Report the count of lines that carry the string "Российской", and add nothing.

━━━━━━

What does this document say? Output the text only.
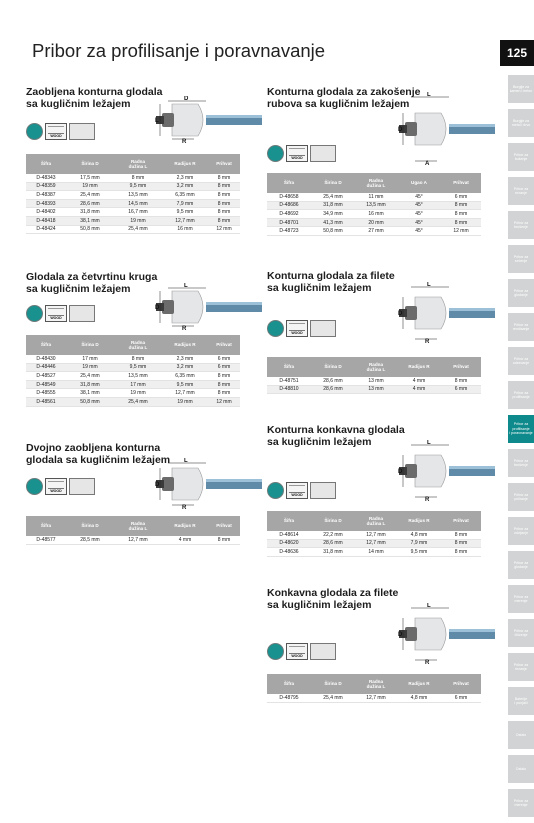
Pribor za profilisanje i poravnavanje	125
Burgije za
kamen i beton
Burgije za
metal i drvo
Pribor za
bušenje
Pribor za
rezanje
Pribor za
brušenje
Pribor za
sečenje
Pribor za
glodanje
Pribor za
rendisanje
Pribor za
odsecanje
Pribor za
profilisanje
Pribor za
profilisanje
i poravnavanje
Pribor za
brušenje
Pribor za
poliranje
Pribor za
odvijanje
Pribor za
glodanje
Pribor za
merenje
Pribor za
čišćenje
Pribor za
rezanje
Baterije
i punjači
Ostalo
Ostalo
Pribor za
merenje
Zaobljena konturna glodala
sa kugličnim ležajem
WOOD
D
L
R
Šifra	Širina D	Radna
dužina L	Radijus R	Prihvat
D-48343	17,5 mm	8 mm	2,3 mm	8 mm
D-48359	19 mm	9,5 mm	3,2 mm	8 mm
D-48387	25,4 mm	13,5 mm	6,35 mm	8 mm
D-48393	28,6 mm	14,5 mm	7,9 mm	8 mm
D-48402	31,8 mm	16,7 mm	9,5 mm	8 mm
D-48418	38,1 mm	19 mm	12,7 mm	8 mm
D-48424	50,8 mm	25,4 mm	16 mm	12 mm
Glodala za četvrtinu kruga
sa kugličnim ležajem
WOOD
L
D
R
Šifra	Širina D	Radna
dužina L	Radijus R	Prihvat
D-48430	17 mm	8 mm	2,3 mm	6 mm
D-48446	19 mm	9,5 mm	3,2 mm	6 mm
D-48527	25,4 mm	13,5 mm	6,35 mm	8 mm
D-48549	31,8 mm	17 mm	9,5 mm	8 mm
D-48555	38,1 mm	19 mm	12,7 mm	8 mm
D-48561	50,8 mm	25,4 mm	19 mm	12 mm
Dvojno zaobljena konturna
glodala sa kugličnim ležajem
WOOD
L
D
R
Šifra	Širina D	Radna
dužina L	Radijus R	Prihvat
D-48577	28,5 mm	12,7 mm	4 mm	8 mm
Konturna glodala za zakošenje
rubova sa kugličnim ležajem
WOOD
L
D
A
Šifra	Širina D	Radna
dužina L	Ugao A	Prihvat
D-48658	25,4 mm	11 mm	45°	6 mm
D-48686	31,8 mm	13,5 mm	45°	8 mm
D-48692	34,9 mm	16 mm	45°	8 mm
D-48701	41,3 mm	20 mm	45°	8 mm
D-48723	50,8 mm	27 mm	45°	12 mm
Konturna glodala za filete
sa kugličnim ležajem
WOOD
L
D
R
Šifra	Širina D	Radna
dužina L	Radijus R	Prihvat
D-48751	28,6 mm	13 mm	4 mm	8 mm
D-48810	28,6 mm	13 mm	4 mm	6 mm
Konturna konkavna glodala
sa kugličnim ležajem
WOOD
L
D
R
Šifra	Širina D	Radna
dužina L	Radijus R	Prihvat
D-48614	22,2 mm	12,7 mm	4,8 mm	8 mm
D-48620	28,6 mm	12,7 mm	7,9 mm	8 mm
D-48636	31,8 mm	14 mm	9,5 mm	8 mm
Konkavna glodala za filete
sa kugličnim ležajem
WOOD
L
D
R
Šifra	Širina D	Radna
dužina L	Radijus R	Prihvat
D-48795	25,4 mm	12,7 mm	4,8 mm	6 mm
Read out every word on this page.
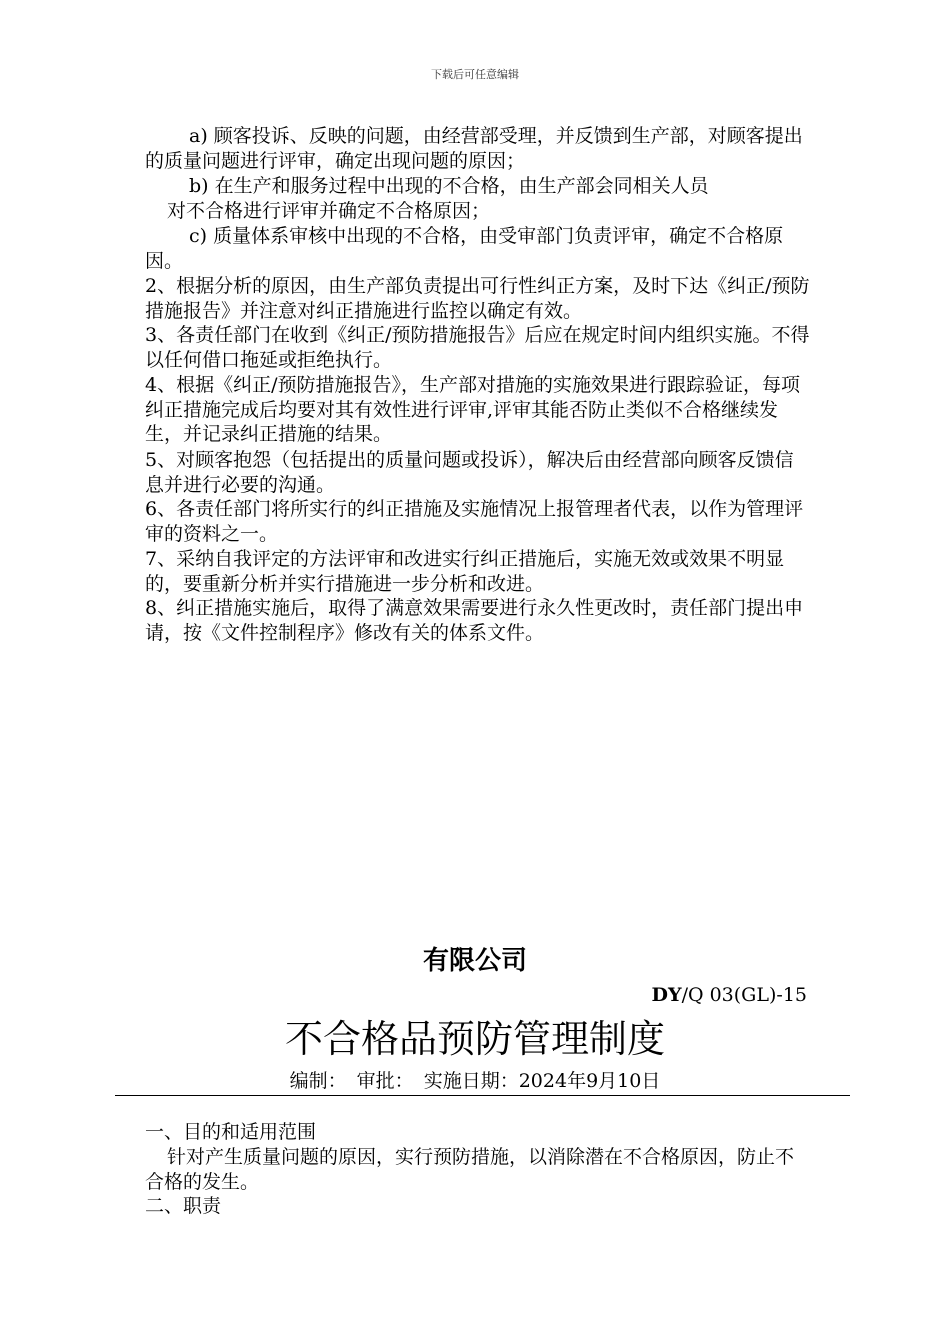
下载后可任意编辑

a) 顾客投诉、反映的问题，由经营部受理，并反馈到生产部，对顾客提出的质量问题进行评审，确定出现问题的原因；

b) 在生产和服务过程中出现的不合格，由生产部会同相关人员

对不合格进行评审并确定不合格原因；

c) 质量体系审核中出现的不合格，由受审部门负责评审，确定不合格原因。

2、根据分析的原因，由生产部负责提出可行性纠正方案，及时下达《纠正/预防措施报告》并注意对纠正措施进行监控以确定有效。

3、各责任部门在收到《纠正/预防措施报告》后应在规定时间内组织实施。不得以任何借口拖延或拒绝执行。

4、根据《纠正/预防措施报告》，生产部对措施的实施效果进行跟踪验证，每项纠正措施完成后均要对其有效性进行评审,评审其能否防止类似不合格继续发生，并记录纠正措施的结果。

5、对顾客抱怨（包括提出的质量问题或投诉），解决后由经营部向顾客反馈信息并进行必要的沟通。

6、各责任部门将所实行的纠正措施及实施情况上报管理者代表，以作为管理评审的资料之一。

7、采纳自我评定的方法评审和改进实行纠正措施后，实施无效或效果不明显的，要重新分析并实行措施进一步分析和改进。

8、纠正措施实施后，取得了满意效果需要进行永久性更改时，责任部门提出申请，按《文件控制程序》修改有关的体系文件。

有限公司
DY/Q 03(GL)-15
不合格品预防管理制度
编制： 审批： 实施日期：2024年9月10日

一、目的和适用范围

针对产生质量问题的原因，实行预防措施，以消除潜在不合格原因，防止不合格的发生。

二、职责
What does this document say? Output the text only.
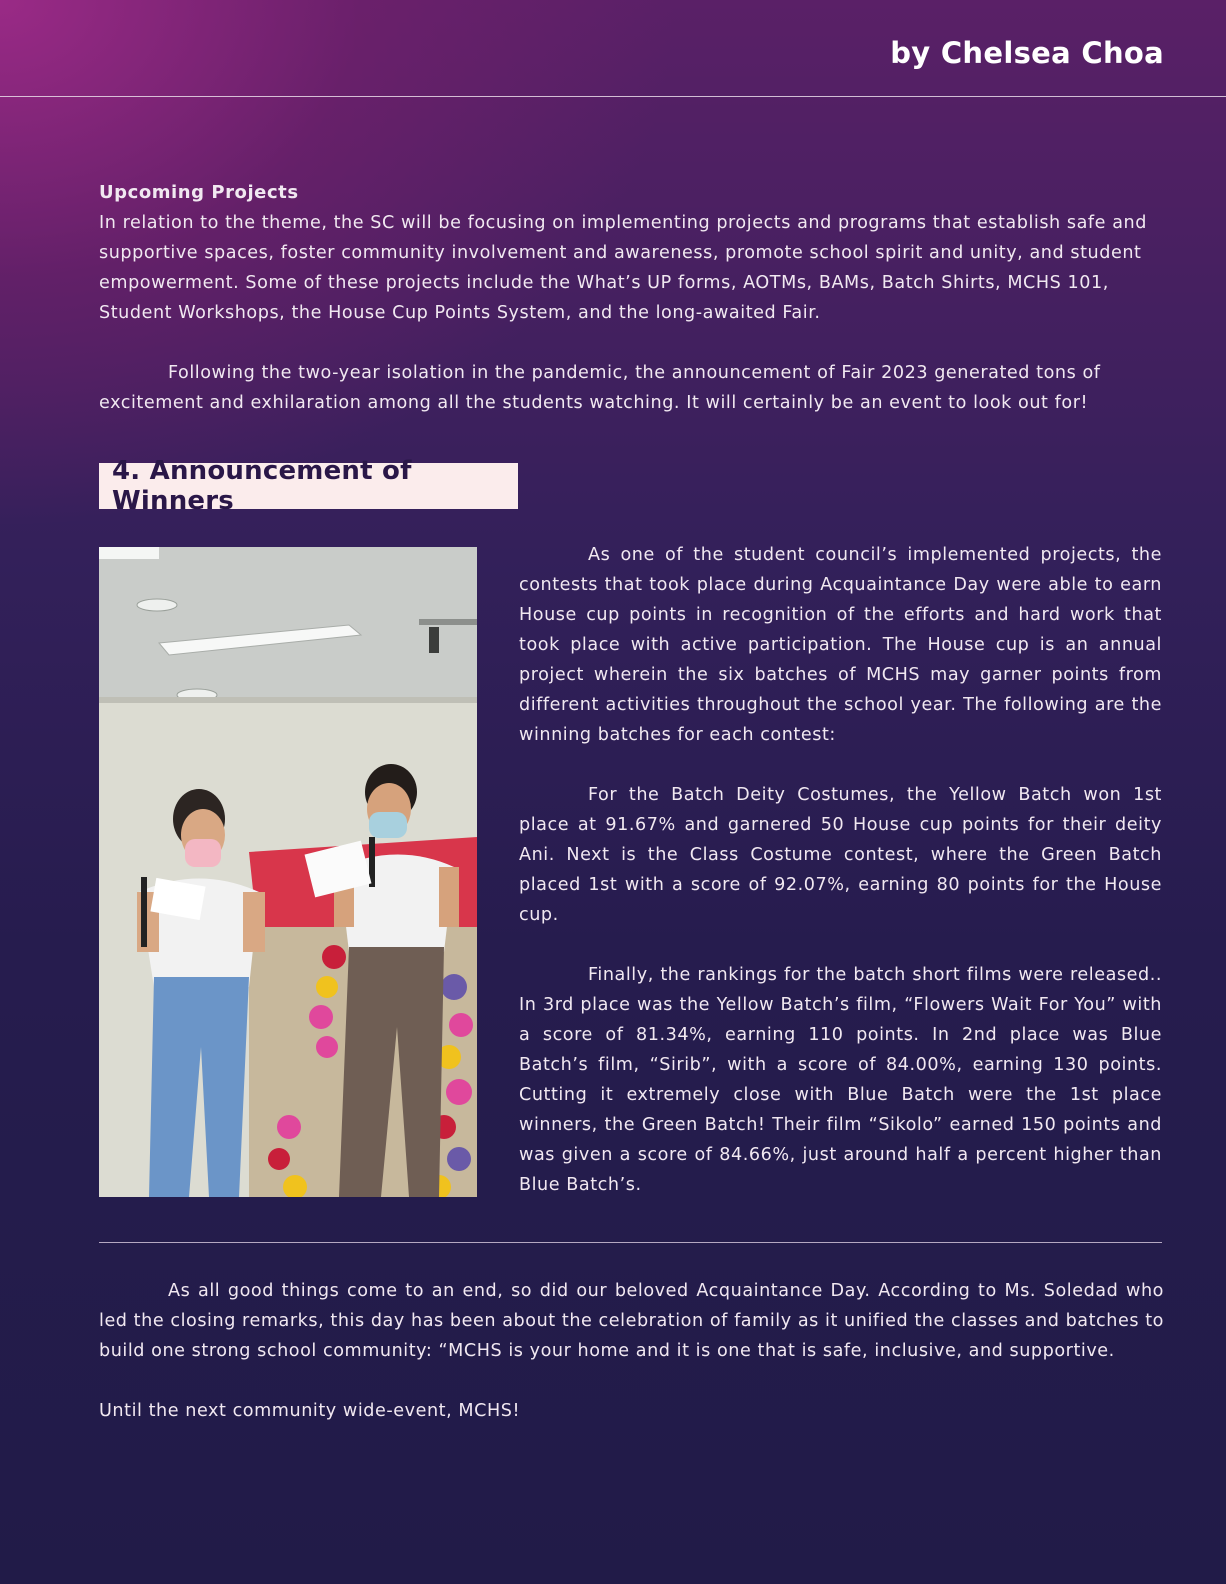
by Chelsea Choa
Upcoming Projects

In relation to the theme, the SC will be focusing on implementing projects and programs that establish safe and supportive spaces, foster community involvement and awareness, promote school spirit and unity, and student empowerment. Some of these projects include the What’s UP forms, AOTMs, BAMs, Batch Shirts, MCHS 101, Student Workshops, the House Cup Points System, and the long-awaited Fair.

Following the two-year isolation in the pandemic, the announcement of Fair 2023 generated tons of excitement and exhilaration among all the students watching. It will certainly be an event to look out for!

4. Announcement of Winners

As one of the student council’s implemented projects, the contests that took place during Acquaintance Day were able to earn House cup points in recognition of the efforts and hard work that took place with active participation. The House cup is an annual project wherein the six batches of MCHS may garner points from different activities throughout the school year. The following are the winning batches for each contest:

For the Batch Deity Costumes, the Yellow Batch won 1st place at 91.67% and garnered 50 House cup points for their deity Ani. Next is the Class Costume contest, where the Green Batch placed 1st with a score of 92.07%, earning 80 points for the House cup.

Finally, the rankings for the batch short films were released.. In 3rd place was the Yellow Batch’s film, “Flowers Wait For You” with a score of 81.34%, earning 110 points. In 2nd place was Blue Batch’s film, “Sirib”, with a score of 84.00%, earning 130 points. Cutting it extremely close with Blue Batch were the 1st place winners, the Green Batch! Their film “Sikolo” earned 150 points and was given a score of 84.66%, just around half a percent higher than Blue Batch’s.

As all good things come to an end, so did our beloved Acquaintance Day. According to Ms. Soledad who led the closing remarks, this day has been about the celebration of family as it unified the classes and batches to build one strong school community: “MCHS is your home and it is one that is safe, inclusive, and supportive.

Until the next community wide-event, MCHS!
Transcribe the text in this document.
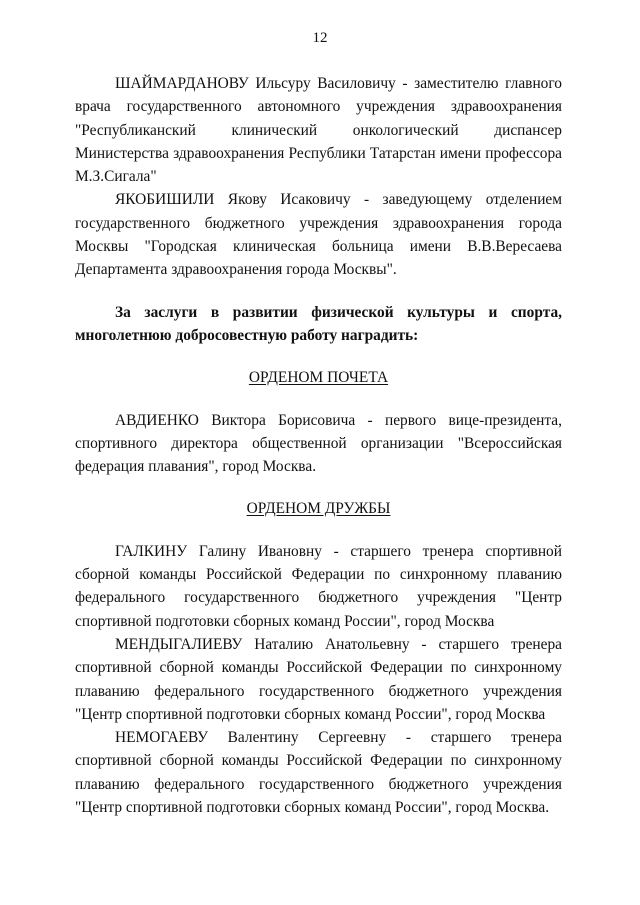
12

ШАЙМАРДАНОВУ Ильсуру Василовичу - заместителю главного врача государственного автономного учреждения здравоохранения "Республиканский клинический онкологический диспансер Министерства здравоохранения Республики Татарстан имени профессора М.З.Сигала"

ЯКОБИШИЛИ Якову Исаковичу - заведующему отделением государственного бюджетного учреждения здравоохранения города Москвы "Городская клиническая больница имени В.В.Вересаева Департамента здравоохранения города Москвы".

За заслуги в развитии физической культуры и спорта, многолетнюю добросовестную работу наградить:

ОРДЕНОМ ПОЧЕТА

АВДИЕНКО Виктора Борисовича - первого вице-президента, спортивного директора общественной организации "Всероссийская федерация плавания", город Москва.

ОРДЕНОМ ДРУЖБЫ

ГАЛКИНУ Галину Ивановну - старшего тренера спортивной сборной команды Российской Федерации по синхронному плаванию федерального государственного бюджетного учреждения "Центр спортивной подготовки сборных команд России", город Москва

МЕНДЫГАЛИЕВУ Наталию Анатольевну - старшего тренера спортивной сборной команды Российской Федерации по синхронному плаванию федерального государственного бюджетного учреждения "Центр спортивной подготовки сборных команд России", город Москва

НЕМОГАЕВУ Валентину Сергеевну - старшего тренера спортивной сборной команды Российской Федерации по синхронному плаванию федерального государственного бюджетного учреждения "Центр спортивной подготовки сборных команд России", город Москва.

━━━━━━

(The reply)
3